### Do this
Locate and copy each line in the data that contains the word "name".

### Data supplied
★ ★ ★ ★

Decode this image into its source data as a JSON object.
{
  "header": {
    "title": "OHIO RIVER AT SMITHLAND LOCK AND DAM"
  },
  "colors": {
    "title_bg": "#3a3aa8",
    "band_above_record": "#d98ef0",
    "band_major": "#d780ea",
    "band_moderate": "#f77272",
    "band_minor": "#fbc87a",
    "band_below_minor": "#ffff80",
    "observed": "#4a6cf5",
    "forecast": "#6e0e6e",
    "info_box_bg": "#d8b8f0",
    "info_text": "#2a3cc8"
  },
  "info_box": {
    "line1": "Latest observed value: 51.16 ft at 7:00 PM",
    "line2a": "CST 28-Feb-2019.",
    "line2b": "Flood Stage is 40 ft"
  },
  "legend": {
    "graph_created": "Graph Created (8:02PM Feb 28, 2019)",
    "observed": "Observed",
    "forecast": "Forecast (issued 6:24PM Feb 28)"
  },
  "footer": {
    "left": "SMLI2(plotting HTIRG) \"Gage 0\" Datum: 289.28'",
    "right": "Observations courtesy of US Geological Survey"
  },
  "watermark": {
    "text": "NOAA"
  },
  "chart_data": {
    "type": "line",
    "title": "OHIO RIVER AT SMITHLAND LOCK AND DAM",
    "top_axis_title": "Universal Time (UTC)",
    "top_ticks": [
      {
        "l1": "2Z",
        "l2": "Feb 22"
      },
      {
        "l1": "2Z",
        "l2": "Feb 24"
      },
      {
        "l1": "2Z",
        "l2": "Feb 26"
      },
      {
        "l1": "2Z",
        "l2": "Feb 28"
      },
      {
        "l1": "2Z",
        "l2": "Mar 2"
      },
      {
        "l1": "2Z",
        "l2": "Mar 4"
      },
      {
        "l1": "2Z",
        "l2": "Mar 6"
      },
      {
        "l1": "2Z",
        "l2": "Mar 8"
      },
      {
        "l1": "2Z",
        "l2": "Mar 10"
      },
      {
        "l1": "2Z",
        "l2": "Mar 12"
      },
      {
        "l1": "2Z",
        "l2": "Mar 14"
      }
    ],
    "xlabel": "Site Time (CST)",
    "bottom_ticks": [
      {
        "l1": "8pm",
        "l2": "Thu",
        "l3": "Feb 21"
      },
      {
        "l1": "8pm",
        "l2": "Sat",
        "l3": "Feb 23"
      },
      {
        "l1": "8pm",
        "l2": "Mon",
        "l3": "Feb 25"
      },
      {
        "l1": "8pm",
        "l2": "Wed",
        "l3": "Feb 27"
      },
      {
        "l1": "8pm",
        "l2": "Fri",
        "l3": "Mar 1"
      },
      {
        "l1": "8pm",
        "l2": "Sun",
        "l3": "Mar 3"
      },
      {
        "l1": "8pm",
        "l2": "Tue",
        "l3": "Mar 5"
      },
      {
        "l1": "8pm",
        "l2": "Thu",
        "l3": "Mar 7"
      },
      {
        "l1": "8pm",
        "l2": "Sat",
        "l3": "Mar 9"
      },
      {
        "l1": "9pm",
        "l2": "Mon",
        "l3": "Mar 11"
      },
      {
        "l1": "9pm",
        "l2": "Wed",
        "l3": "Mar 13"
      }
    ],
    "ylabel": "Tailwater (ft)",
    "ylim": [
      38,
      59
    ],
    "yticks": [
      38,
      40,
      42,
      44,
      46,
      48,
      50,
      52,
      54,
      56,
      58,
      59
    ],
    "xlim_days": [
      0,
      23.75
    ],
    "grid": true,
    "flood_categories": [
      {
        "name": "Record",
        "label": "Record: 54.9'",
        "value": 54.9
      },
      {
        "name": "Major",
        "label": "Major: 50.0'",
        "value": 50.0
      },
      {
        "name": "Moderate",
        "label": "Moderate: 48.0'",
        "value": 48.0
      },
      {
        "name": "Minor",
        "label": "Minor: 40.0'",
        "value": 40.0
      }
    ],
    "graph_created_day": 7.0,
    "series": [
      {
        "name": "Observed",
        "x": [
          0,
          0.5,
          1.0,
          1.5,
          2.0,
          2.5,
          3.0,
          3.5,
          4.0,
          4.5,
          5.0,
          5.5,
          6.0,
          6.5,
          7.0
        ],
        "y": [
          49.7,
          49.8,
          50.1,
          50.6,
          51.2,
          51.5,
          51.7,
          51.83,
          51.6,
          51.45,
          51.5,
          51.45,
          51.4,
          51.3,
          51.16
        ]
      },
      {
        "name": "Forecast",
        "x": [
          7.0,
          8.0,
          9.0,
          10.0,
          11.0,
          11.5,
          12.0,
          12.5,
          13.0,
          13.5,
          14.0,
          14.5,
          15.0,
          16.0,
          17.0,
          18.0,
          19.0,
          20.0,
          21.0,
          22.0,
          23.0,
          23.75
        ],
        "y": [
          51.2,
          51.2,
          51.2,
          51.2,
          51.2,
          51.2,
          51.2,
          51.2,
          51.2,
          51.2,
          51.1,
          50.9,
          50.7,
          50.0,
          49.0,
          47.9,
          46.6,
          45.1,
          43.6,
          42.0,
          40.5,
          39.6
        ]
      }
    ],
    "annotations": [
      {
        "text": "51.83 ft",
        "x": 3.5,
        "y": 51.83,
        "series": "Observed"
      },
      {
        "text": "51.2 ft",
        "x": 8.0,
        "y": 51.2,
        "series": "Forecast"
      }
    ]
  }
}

★ ★ ★ ★

### Exercise result
        "name": "Record",
        "name": "Major",
        "name": "Moderate",
        "name": "Minor",
        "name": "Observed",
        "name": "Forecast",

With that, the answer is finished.